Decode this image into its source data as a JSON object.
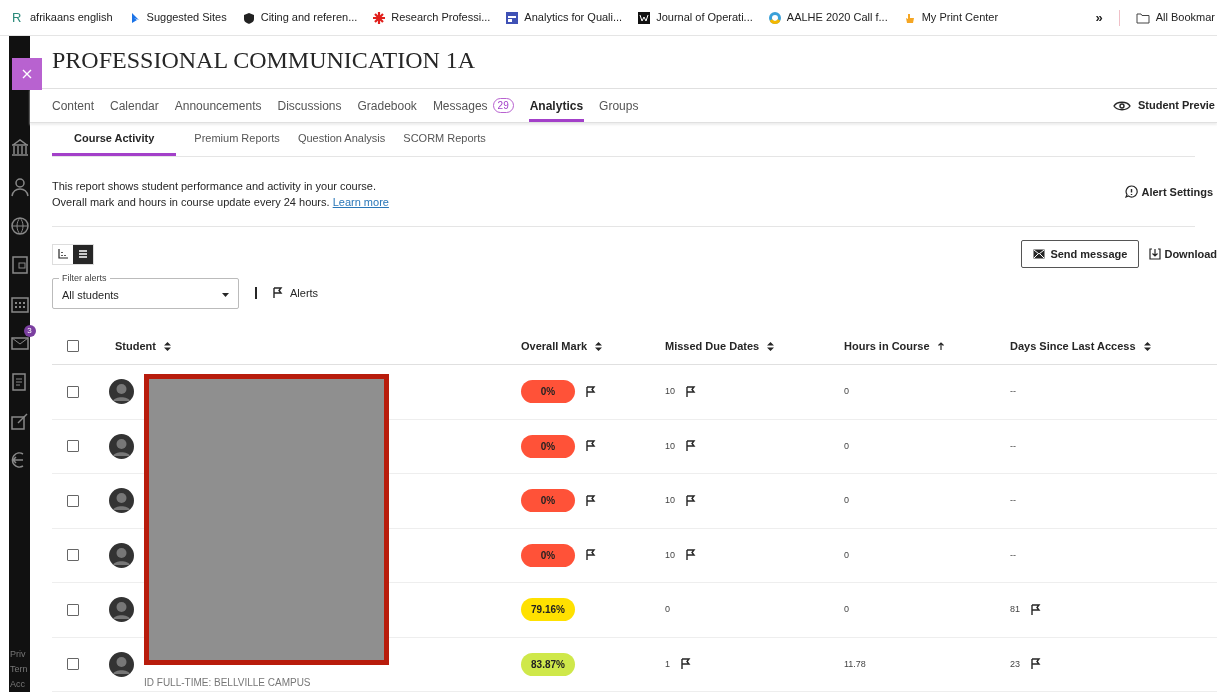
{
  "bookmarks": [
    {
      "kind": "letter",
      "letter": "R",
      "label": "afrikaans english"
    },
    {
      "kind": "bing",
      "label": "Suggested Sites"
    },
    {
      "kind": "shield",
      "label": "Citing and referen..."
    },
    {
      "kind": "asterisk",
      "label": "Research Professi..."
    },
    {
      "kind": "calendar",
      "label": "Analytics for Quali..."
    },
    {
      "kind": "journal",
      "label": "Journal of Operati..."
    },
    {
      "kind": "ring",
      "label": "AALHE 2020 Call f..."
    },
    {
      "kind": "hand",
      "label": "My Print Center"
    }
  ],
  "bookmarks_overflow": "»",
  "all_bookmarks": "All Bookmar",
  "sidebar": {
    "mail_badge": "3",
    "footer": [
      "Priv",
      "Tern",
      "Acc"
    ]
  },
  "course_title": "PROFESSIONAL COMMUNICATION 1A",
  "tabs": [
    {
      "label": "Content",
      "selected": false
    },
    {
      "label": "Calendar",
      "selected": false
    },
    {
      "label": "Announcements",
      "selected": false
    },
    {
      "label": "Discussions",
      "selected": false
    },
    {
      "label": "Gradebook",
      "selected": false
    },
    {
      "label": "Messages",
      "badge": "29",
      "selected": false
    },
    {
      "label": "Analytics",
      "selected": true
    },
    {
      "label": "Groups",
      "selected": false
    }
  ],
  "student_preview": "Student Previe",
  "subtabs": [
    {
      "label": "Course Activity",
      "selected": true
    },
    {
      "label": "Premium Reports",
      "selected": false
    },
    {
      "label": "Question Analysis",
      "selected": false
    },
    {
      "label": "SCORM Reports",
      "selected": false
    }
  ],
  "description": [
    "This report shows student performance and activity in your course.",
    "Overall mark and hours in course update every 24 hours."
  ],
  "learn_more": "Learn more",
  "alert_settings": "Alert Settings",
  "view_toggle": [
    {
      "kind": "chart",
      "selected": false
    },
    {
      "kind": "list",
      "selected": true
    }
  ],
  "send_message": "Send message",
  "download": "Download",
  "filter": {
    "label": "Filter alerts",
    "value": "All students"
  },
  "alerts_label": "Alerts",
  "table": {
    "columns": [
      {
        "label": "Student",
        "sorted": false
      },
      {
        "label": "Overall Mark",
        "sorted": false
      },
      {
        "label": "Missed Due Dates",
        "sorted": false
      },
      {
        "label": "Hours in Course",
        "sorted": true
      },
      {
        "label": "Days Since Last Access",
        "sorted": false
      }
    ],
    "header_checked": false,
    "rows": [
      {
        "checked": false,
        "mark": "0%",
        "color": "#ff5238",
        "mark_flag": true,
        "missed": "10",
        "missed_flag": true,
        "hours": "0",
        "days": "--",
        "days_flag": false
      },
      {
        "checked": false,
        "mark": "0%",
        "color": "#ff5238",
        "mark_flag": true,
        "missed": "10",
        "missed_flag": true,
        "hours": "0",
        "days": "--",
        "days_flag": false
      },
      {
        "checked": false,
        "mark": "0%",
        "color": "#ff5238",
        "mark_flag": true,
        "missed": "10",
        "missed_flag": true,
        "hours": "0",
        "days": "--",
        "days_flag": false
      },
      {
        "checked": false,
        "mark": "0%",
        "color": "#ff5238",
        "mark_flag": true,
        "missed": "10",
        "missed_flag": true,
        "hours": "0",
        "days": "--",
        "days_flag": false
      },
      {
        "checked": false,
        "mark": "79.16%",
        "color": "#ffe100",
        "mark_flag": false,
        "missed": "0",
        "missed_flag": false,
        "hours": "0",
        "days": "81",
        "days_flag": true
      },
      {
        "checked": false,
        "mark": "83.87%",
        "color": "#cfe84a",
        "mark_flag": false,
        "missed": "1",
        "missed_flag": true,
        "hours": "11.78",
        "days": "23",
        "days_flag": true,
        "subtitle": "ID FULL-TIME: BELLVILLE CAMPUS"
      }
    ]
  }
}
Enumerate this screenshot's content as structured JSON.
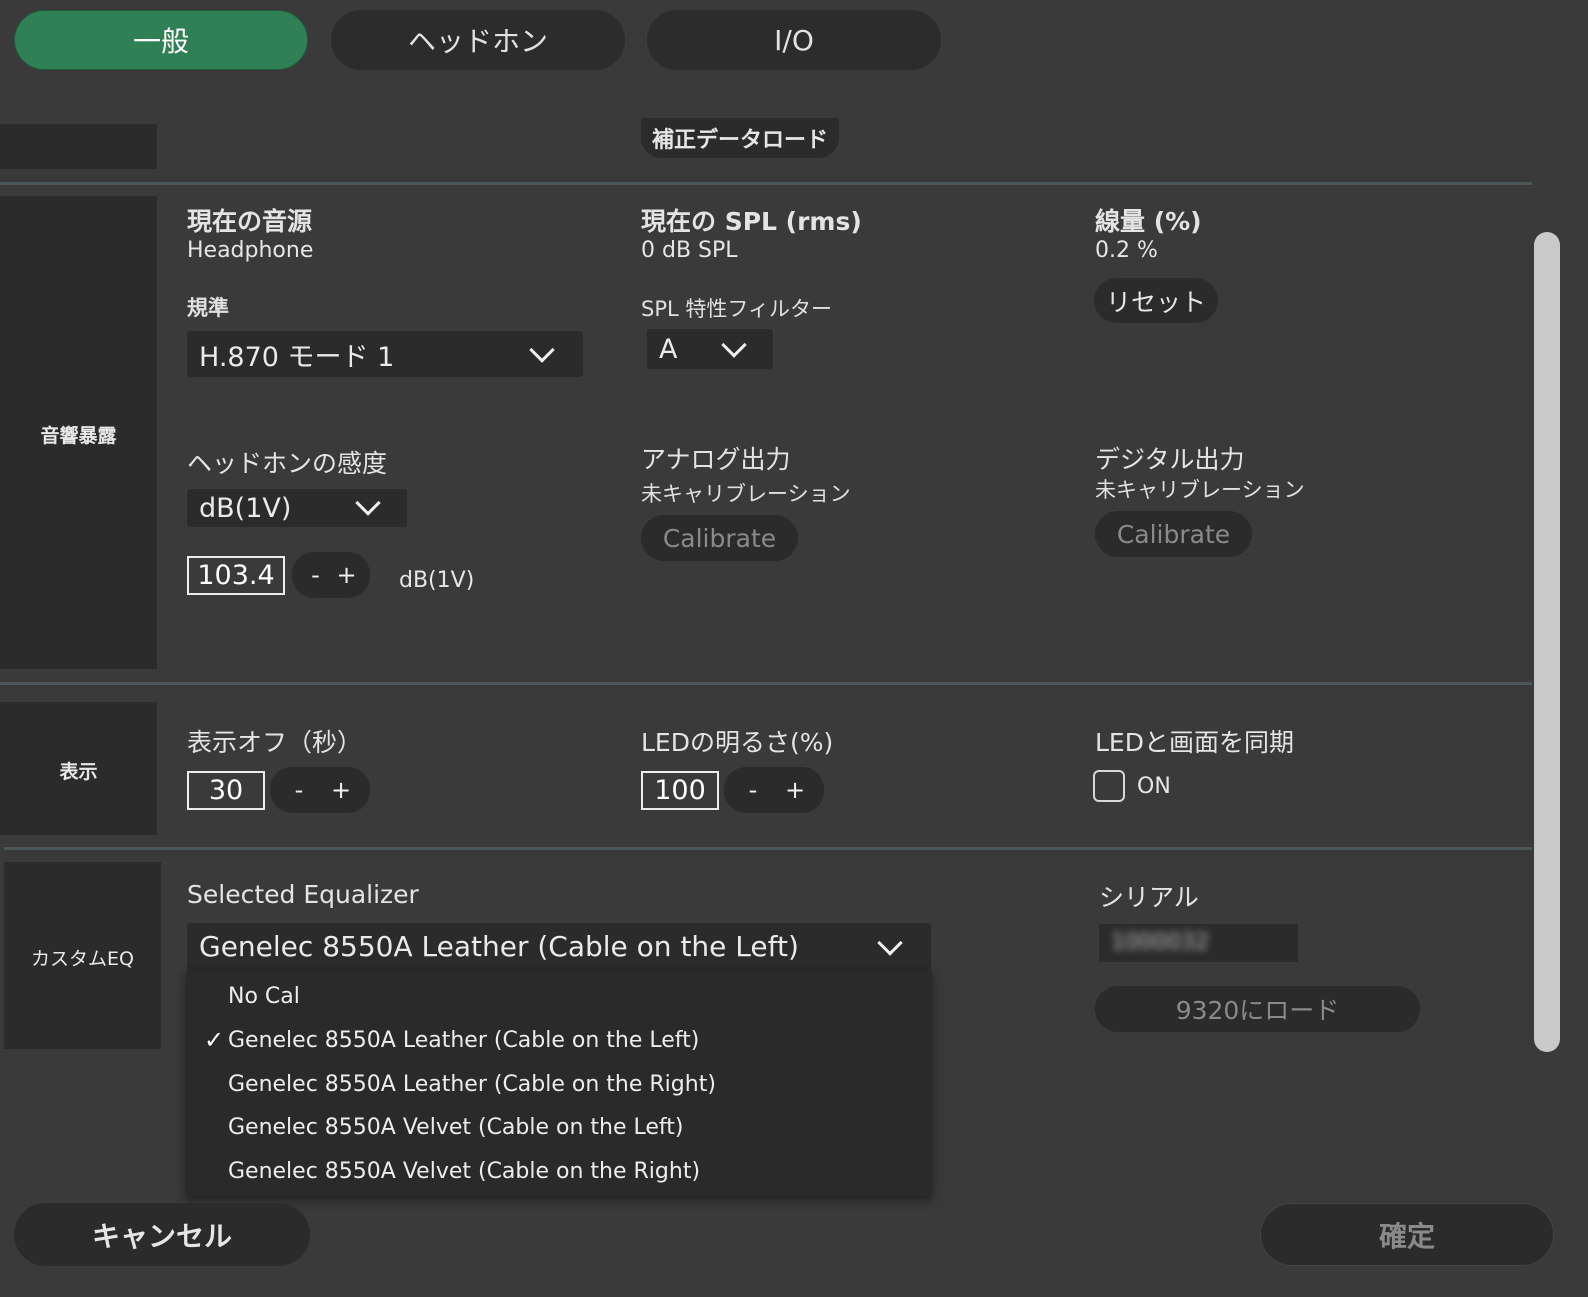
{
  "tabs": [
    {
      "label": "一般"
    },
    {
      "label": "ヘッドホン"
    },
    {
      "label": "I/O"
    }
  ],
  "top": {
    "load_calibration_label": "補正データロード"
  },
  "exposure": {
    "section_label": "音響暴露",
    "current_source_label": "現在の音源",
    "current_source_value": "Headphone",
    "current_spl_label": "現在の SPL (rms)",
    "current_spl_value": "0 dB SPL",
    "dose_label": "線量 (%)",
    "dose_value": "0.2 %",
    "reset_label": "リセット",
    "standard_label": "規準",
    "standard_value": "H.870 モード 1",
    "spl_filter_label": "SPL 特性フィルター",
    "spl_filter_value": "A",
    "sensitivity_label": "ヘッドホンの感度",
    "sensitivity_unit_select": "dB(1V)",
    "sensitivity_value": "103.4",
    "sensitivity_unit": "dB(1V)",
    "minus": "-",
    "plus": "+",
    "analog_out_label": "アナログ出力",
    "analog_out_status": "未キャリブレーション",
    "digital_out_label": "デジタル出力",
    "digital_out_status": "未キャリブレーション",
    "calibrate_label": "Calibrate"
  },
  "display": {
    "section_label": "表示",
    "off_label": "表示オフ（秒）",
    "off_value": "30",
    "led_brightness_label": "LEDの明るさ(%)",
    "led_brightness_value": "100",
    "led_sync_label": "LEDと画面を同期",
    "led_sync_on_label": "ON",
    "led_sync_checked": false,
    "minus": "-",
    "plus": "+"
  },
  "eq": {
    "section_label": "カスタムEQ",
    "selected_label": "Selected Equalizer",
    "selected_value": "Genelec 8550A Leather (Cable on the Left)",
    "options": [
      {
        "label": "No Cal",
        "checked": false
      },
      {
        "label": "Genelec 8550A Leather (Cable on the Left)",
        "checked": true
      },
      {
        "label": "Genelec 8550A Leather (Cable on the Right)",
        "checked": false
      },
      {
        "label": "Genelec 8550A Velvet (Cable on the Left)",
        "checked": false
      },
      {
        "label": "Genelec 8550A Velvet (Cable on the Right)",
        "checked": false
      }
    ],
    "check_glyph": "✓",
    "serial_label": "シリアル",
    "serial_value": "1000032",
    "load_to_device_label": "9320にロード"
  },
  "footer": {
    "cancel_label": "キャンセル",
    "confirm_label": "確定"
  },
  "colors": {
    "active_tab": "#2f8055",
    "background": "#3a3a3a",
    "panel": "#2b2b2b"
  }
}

######

◆ WHAT IS EXPECTED:
Quote the preceding listing precisely and completely, omitting its images.

◆ ANSWER TO THIS PROBLEM:
Decode this image into its source data as a JSON object.
{
  "bookmarks": [
    {
      "kind": "letter",
      "letter": "R",
      "label": "afrikaans english"
    },
    {
      "kind": "bing",
      "label": "Suggested Sites"
    },
    {
      "kind": "shield",
      "label": "Citing and referen..."
    },
    {
      "kind": "asterisk",
      "label": "Research Professi..."
    },
    {
      "kind": "calendar",
      "label": "Analytics for Quali..."
    },
    {
      "kind": "journal",
      "label": "Journal of Operati..."
    },
    {
      "kind": "ring",
      "label": "AALHE 2020 Call f..."
    },
    {
      "kind": "hand",
      "label": "My Print Center"
    }
  ],
  "bookmarks_overflow": "»",
  "all_bookmarks": "All Bookmar",
  "sidebar": {
    "mail_badge": "3",
    "footer": [
      "Priv",
      "Tern",
      "Acc"
    ]
  },
  "course_title": "PROFESSIONAL COMMUNICATION 1A",
  "tabs": [
    {
      "label": "Content",
      "selected": false
    },
    {
      "label": "Calendar",
      "selected": false
    },
    {
      "label": "Announcements",
      "selected": false
    },
    {
      "label": "Discussions",
      "selected": false
    },
    {
      "label": "Gradebook",
      "selected": false
    },
    {
      "label": "Messages",
      "badge": "29",
      "selected": false
    },
    {
      "label": "Analytics",
      "selected": true
    },
    {
      "label": "Groups",
      "selected": false
    }
  ],
  "student_preview": "Student Previe",
  "subtabs": [
    {
      "label": "Course Activity",
      "selected": true
    },
    {
      "label": "Premium Reports",
      "selected": false
    },
    {
      "label": "Question Analysis",
      "selected": false
    },
    {
      "label": "SCORM Reports",
      "selected": false
    }
  ],
  "description": [
    "This report shows student performance and activity in your course.",
    "Overall mark and hours in course update every 24 hours."
  ],
  "learn_more": "Learn more",
  "alert_settings": "Alert Settings",
  "view_toggle": [
    {
      "kind": "chart",
      "selected": false
    },
    {
      "kind": "list",
      "selected": true
    }
  ],
  "send_message": "Send message",
  "download": "Download",
  "filter": {
    "label": "Filter alerts",
    "value": "All students"
  },
  "alerts_label": "Alerts",
  "table": {
    "columns": [
      {
        "label": "Student",
        "sorted": false
      },
      {
        "label": "Overall Mark",
        "sorted": false
      },
      {
        "label": "Missed Due Dates",
        "sorted": false
      },
      {
        "label": "Hours in Course",
        "sorted": true
      },
      {
        "label": "Days Since Last Access",
        "sorted": false
      }
    ],
    "header_checked": false,
    "rows": [
      {
        "checked": false,
        "mark": "0%",
        "color": "#ff5238",
        "mark_flag": true,
        "missed": "10",
        "missed_flag": true,
        "hours": "0",
        "days": "--",
        "days_flag": false
      },
      {
        "checked": false,
        "mark": "0%",
        "color": "#ff5238",
        "mark_flag": true,
        "missed": "10",
        "missed_flag": true,
        "hours": "0",
        "days": "--",
        "days_flag": false
      },
      {
        "checked": false,
        "mark": "0%",
        "color": "#ff5238",
        "mark_flag": true,
        "missed": "10",
        "missed_flag": true,
        "hours": "0",
        "days": "--",
        "days_flag": false
      },
      {
        "checked": false,
        "mark": "0%",
        "color": "#ff5238",
        "mark_flag": true,
        "missed": "10",
        "missed_flag": true,
        "hours": "0",
        "days": "--",
        "days_flag": false
      },
      {
        "checked": false,
        "mark": "79.16%",
        "color": "#ffe100",
        "mark_flag": false,
        "missed": "0",
        "missed_flag": false,
        "hours": "0",
        "days": "81",
        "days_flag": true
      },
      {
        "checked": false,
        "mark": "83.87%",
        "color": "#cfe84a",
        "mark_flag": false,
        "missed": "1",
        "missed_flag": true,
        "hours": "11.78",
        "days": "23",
        "days_flag": true,
        "subtitle": "ID FULL-TIME: BELLVILLE CAMPUS"
      }
    ]
  }
}
Enumerate this screenshot's content as structured JSON.
{
  "tabs": [
    {
      "label": "一般"
    },
    {
      "label": "ヘッドホン"
    },
    {
      "label": "I/O"
    }
  ],
  "top": {
    "load_calibration_label": "補正データロード"
  },
  "exposure": {
    "section_label": "音響暴露",
    "current_source_label": "現在の音源",
    "current_source_value": "Headphone",
    "current_spl_label": "現在の SPL (rms)",
    "current_spl_value": "0 dB SPL",
    "dose_label": "線量 (%)",
    "dose_value": "0.2 %",
    "reset_label": "リセット",
    "standard_label": "規準",
    "standard_value": "H.870 モード 1",
    "spl_filter_label": "SPL 特性フィルター",
    "spl_filter_value": "A",
    "sensitivity_label": "ヘッドホンの感度",
    "sensitivity_unit_select": "dB(1V)",
    "sensitivity_value": "103.4",
    "sensitivity_unit": "dB(1V)",
    "minus": "-",
    "plus": "+",
    "analog_out_label": "アナログ出力",
    "analog_out_status": "未キャリブレーション",
    "digital_out_label": "デジタル出力",
    "digital_out_status": "未キャリブレーション",
    "calibrate_label": "Calibrate"
  },
  "display": {
    "section_label": "表示",
    "off_label": "表示オフ（秒）",
    "off_value": "30",
    "led_brightness_label": "LEDの明るさ(%)",
    "led_brightness_value": "100",
    "led_sync_label": "LEDと画面を同期",
    "led_sync_on_label": "ON",
    "led_sync_checked": false,
    "minus": "-",
    "plus": "+"
  },
  "eq": {
    "section_label": "カスタムEQ",
    "selected_label": "Selected Equalizer",
    "selected_value": "Genelec 8550A Leather (Cable on the Left)",
    "options": [
      {
        "label": "No Cal",
        "checked": false
      },
      {
        "label": "Genelec 8550A Leather (Cable on the Left)",
        "checked": true
      },
      {
        "label": "Genelec 8550A Leather (Cable on the Right)",
        "checked": false
      },
      {
        "label": "Genelec 8550A Velvet (Cable on the Left)",
        "checked": false
      },
      {
        "label": "Genelec 8550A Velvet (Cable on the Right)",
        "checked": false
      }
    ],
    "check_glyph": "✓",
    "serial_label": "シリアル",
    "serial_value": "1000032",
    "load_to_device_label": "9320にロード"
  },
  "footer": {
    "cancel_label": "キャンセル",
    "confirm_label": "確定"
  },
  "colors": {
    "active_tab": "#2f8055",
    "background": "#3a3a3a",
    "panel": "#2b2b2b"
  }
}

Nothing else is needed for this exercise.